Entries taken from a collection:

[Start]

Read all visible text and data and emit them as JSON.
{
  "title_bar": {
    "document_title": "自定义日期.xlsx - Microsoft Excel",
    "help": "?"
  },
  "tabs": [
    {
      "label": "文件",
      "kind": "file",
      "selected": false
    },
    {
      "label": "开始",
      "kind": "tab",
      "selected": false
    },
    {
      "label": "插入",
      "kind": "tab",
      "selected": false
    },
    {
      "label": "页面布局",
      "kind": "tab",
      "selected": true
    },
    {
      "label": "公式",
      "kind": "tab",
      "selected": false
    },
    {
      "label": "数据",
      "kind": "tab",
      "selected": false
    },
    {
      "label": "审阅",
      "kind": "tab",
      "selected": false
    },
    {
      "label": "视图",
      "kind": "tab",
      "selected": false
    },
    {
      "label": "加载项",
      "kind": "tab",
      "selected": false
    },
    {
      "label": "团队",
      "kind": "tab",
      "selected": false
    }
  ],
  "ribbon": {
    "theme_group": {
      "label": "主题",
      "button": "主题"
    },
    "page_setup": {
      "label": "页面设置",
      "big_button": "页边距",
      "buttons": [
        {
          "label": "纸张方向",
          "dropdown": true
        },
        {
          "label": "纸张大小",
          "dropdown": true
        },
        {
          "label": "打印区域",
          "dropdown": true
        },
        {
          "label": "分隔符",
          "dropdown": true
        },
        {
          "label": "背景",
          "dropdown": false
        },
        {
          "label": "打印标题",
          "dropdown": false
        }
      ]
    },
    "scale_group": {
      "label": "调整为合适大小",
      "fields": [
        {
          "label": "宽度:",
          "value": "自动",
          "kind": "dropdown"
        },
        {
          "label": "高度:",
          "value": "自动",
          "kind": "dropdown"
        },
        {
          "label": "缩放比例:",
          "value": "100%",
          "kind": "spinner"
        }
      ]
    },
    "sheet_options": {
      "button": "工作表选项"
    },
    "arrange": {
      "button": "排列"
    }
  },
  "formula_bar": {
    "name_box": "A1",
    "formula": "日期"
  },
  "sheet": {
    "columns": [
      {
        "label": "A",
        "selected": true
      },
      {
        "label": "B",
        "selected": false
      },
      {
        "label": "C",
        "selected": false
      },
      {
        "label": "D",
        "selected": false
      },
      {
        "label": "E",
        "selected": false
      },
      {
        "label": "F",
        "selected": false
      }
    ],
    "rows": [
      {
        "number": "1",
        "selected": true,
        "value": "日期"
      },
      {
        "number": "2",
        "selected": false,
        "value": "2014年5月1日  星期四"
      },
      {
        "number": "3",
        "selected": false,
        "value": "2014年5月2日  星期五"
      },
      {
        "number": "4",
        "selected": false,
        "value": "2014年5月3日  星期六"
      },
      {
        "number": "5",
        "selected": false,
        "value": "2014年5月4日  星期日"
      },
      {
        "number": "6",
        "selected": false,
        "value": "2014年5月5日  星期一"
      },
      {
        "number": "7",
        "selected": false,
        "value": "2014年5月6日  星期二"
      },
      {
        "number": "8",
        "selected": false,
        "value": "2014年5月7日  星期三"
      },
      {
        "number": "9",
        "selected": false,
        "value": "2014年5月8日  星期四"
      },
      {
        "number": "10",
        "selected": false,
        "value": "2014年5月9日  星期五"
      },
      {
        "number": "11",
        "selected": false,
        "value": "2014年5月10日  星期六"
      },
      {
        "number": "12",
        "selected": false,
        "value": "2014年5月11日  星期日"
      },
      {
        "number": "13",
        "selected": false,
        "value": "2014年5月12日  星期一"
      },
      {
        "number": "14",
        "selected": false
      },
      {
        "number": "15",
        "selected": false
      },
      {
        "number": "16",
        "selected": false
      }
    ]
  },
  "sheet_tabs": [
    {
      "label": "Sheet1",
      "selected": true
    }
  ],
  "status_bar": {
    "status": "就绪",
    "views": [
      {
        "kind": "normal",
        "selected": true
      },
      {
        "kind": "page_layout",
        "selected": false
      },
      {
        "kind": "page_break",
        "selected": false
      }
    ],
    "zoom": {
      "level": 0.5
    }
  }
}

[End]

● Requirement: Copy the records above exactly as they appear.

● Solution for this exercise:
Read all visible text and data and emit them as JSON.
{
  "title_bar": {
    "document_title": "自定义日期.xlsx - Microsoft Excel",
    "help": "?"
  },
  "tabs": [
    {
      "label": "文件",
      "kind": "file",
      "selected": false
    },
    {
      "label": "开始",
      "kind": "tab",
      "selected": false
    },
    {
      "label": "插入",
      "kind": "tab",
      "selected": false
    },
    {
      "label": "页面布局",
      "kind": "tab",
      "selected": true
    },
    {
      "label": "公式",
      "kind": "tab",
      "selected": false
    },
    {
      "label": "数据",
      "kind": "tab",
      "selected": false
    },
    {
      "label": "审阅",
      "kind": "tab",
      "selected": false
    },
    {
      "label": "视图",
      "kind": "tab",
      "selected": false
    },
    {
      "label": "加载项",
      "kind": "tab",
      "selected": false
    },
    {
      "label": "团队",
      "kind": "tab",
      "selected": false
    }
  ],
  "ribbon": {
    "theme_group": {
      "label": "主题",
      "button": "主题"
    },
    "page_setup": {
      "label": "页面设置",
      "big_button": "页边距",
      "buttons": [
        {
          "label": "纸张方向",
          "dropdown": true
        },
        {
          "label": "纸张大小",
          "dropdown": true
        },
        {
          "label": "打印区域",
          "dropdown": true
        },
        {
          "label": "分隔符",
          "dropdown": true
        },
        {
          "label": "背景",
          "dropdown": false
        },
        {
          "label": "打印标题",
          "dropdown": false
        }
      ]
    },
    "scale_group": {
      "label": "调整为合适大小",
      "fields": [
        {
          "label": "宽度:",
          "value": "自动",
          "kind": "dropdown"
        },
        {
          "label": "高度:",
          "value": "自动",
          "kind": "dropdown"
        },
        {
          "label": "缩放比例:",
          "value": "100%",
          "kind": "spinner"
        }
      ]
    },
    "sheet_options": {
      "button": "工作表选项"
    },
    "arrange": {
      "button": "排列"
    }
  },
  "formula_bar": {
    "name_box": "A1",
    "formula": "日期"
  },
  "sheet": {
    "columns": [
      {
        "label": "A",
        "selected": true
      },
      {
        "label": "B",
        "selected": false
      },
      {
        "label": "C",
        "selected": false
      },
      {
        "label": "D",
        "selected": false
      },
      {
        "label": "E",
        "selected": false
      },
      {
        "label": "F",
        "selected": false
      }
    ],
    "rows": [
      {
        "number": "1",
        "selected": true,
        "value": "日期"
      },
      {
        "number": "2",
        "selected": false,
        "value": "2014年5月1日  星期四"
      },
      {
        "number": "3",
        "selected": false,
        "value": "2014年5月2日  星期五"
      },
      {
        "number": "4",
        "selected": false,
        "value": "2014年5月3日  星期六"
      },
      {
        "number": "5",
        "selected": false,
        "value": "2014年5月4日  星期日"
      },
      {
        "number": "6",
        "selected": false,
        "value": "2014年5月5日  星期一"
      },
      {
        "number": "7",
        "selected": false,
        "value": "2014年5月6日  星期二"
      },
      {
        "number": "8",
        "selected": false,
        "value": "2014年5月7日  星期三"
      },
      {
        "number": "9",
        "selected": false,
        "value": "2014年5月8日  星期四"
      },
      {
        "number": "10",
        "selected": false,
        "value": "2014年5月9日  星期五"
      },
      {
        "number": "11",
        "selected": false,
        "value": "2014年5月10日  星期六"
      },
      {
        "number": "12",
        "selected": false,
        "value": "2014年5月11日  星期日"
      },
      {
        "number": "13",
        "selected": false,
        "value": "2014年5月12日  星期一"
      },
      {
        "number": "14",
        "selected": false
      },
      {
        "number": "15",
        "selected": false
      },
      {
        "number": "16",
        "selected": false
      }
    ]
  },
  "sheet_tabs": [
    {
      "label": "Sheet1",
      "selected": true
    }
  ],
  "status_bar": {
    "status": "就绪",
    "views": [
      {
        "kind": "normal",
        "selected": true
      },
      {
        "kind": "page_layout",
        "selected": false
      },
      {
        "kind": "page_break",
        "selected": false
      }
    ],
    "zoom": {
      "level": 0.5
    }
  }
}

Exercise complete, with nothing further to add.